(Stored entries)
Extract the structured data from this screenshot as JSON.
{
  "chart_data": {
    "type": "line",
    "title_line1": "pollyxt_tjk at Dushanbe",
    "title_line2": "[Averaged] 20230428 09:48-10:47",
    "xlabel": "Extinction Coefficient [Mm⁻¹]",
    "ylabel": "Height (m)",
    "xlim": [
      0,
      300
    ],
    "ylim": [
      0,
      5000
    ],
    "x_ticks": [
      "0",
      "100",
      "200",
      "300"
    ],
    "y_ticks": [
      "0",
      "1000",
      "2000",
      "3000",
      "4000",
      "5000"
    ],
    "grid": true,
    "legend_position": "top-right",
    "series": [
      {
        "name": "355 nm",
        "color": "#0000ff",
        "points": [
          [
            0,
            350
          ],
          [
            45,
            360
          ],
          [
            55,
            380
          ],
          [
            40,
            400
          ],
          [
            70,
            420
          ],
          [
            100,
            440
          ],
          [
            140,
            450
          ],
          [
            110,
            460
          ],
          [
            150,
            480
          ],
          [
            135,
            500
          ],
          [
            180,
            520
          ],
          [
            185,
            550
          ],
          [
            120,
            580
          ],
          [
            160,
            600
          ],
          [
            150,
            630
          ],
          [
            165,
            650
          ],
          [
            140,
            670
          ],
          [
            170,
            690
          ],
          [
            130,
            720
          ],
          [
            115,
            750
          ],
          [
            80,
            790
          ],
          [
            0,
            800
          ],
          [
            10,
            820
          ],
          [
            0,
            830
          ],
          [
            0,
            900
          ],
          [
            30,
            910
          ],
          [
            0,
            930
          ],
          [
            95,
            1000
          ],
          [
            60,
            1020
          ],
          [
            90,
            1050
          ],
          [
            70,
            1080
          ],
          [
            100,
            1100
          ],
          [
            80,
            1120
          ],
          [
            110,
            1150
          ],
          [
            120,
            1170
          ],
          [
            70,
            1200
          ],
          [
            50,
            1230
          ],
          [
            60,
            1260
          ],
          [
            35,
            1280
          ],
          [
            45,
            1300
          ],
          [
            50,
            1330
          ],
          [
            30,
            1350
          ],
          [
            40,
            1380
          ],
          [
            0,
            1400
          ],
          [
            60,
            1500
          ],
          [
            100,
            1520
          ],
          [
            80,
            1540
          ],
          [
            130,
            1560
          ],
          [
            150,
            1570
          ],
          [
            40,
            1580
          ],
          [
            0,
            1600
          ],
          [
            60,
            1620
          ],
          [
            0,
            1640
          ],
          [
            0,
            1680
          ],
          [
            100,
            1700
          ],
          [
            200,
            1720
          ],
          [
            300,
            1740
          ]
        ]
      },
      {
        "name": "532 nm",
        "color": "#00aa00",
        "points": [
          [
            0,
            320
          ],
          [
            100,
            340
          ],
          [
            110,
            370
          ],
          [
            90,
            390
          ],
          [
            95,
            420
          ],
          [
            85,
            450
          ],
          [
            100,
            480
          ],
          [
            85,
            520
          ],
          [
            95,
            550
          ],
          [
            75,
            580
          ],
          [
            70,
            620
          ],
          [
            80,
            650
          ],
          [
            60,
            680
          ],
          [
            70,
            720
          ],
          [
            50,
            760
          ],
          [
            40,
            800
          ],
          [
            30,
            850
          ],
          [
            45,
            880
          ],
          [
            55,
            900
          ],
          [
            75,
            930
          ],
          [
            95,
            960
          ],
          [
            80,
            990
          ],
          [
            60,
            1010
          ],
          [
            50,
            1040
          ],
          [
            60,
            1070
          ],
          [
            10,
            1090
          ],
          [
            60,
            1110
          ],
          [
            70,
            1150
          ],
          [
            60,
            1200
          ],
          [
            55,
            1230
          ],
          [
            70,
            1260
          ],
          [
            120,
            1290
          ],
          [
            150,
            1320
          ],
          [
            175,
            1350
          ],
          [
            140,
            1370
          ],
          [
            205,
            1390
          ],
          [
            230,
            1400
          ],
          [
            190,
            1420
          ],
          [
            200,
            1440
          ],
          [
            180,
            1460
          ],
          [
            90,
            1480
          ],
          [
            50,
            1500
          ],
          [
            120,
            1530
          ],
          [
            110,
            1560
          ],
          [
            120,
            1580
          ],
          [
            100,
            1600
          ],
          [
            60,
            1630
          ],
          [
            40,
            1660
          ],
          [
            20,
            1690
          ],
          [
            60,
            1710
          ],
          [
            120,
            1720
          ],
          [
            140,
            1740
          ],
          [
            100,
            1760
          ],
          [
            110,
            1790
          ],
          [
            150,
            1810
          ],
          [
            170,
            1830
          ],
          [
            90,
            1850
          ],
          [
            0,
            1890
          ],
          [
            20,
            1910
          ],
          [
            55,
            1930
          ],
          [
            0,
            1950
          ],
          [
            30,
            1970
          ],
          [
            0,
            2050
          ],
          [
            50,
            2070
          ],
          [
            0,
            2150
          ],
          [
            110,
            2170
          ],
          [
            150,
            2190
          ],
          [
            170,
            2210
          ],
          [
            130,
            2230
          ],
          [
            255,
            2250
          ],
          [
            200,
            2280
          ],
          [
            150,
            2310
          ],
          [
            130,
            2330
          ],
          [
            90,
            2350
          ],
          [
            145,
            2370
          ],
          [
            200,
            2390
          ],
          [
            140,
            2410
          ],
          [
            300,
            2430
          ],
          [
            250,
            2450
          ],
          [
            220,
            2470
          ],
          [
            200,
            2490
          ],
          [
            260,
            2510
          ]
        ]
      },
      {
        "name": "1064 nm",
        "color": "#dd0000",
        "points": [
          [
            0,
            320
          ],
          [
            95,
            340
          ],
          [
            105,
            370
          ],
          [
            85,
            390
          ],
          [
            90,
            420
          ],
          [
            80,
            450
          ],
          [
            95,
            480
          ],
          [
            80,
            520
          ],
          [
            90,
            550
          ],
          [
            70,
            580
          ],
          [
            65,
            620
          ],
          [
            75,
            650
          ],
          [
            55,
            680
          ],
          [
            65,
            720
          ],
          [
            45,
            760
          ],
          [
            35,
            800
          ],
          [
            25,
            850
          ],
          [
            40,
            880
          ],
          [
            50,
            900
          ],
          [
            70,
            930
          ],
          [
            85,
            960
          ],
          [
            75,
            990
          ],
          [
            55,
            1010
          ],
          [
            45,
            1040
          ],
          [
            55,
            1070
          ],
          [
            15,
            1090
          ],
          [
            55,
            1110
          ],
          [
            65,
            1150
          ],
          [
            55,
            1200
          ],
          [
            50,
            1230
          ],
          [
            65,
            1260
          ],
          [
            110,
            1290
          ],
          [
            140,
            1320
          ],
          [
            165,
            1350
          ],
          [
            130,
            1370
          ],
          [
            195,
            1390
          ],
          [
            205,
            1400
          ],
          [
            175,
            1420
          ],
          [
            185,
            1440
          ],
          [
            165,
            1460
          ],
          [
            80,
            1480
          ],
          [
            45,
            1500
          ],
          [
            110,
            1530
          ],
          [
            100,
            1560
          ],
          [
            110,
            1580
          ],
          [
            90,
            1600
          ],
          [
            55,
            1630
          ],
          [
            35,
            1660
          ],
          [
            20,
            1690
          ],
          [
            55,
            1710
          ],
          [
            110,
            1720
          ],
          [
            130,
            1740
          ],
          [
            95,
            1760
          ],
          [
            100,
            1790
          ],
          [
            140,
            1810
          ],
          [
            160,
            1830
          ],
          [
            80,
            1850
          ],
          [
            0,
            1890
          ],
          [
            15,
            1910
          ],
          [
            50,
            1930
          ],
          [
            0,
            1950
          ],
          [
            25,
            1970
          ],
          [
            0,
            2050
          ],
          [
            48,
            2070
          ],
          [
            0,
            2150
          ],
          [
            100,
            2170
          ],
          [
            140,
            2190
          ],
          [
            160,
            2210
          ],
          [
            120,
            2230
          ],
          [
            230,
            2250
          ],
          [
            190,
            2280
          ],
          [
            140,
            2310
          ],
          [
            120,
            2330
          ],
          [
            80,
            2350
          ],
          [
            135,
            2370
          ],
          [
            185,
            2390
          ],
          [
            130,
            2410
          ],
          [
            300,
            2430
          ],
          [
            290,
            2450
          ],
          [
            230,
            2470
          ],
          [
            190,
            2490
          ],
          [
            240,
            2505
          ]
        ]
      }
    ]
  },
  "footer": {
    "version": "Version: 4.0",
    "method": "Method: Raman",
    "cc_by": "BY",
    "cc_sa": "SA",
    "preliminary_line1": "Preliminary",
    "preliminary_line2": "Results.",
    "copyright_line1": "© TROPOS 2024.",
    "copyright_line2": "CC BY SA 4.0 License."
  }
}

- **Problem details**: Pull every line containing "color" out of the records.

- **Answer for the task**:
        "color": "#0000ff",
        "color": "#00aa00",
        "color": "#dd0000",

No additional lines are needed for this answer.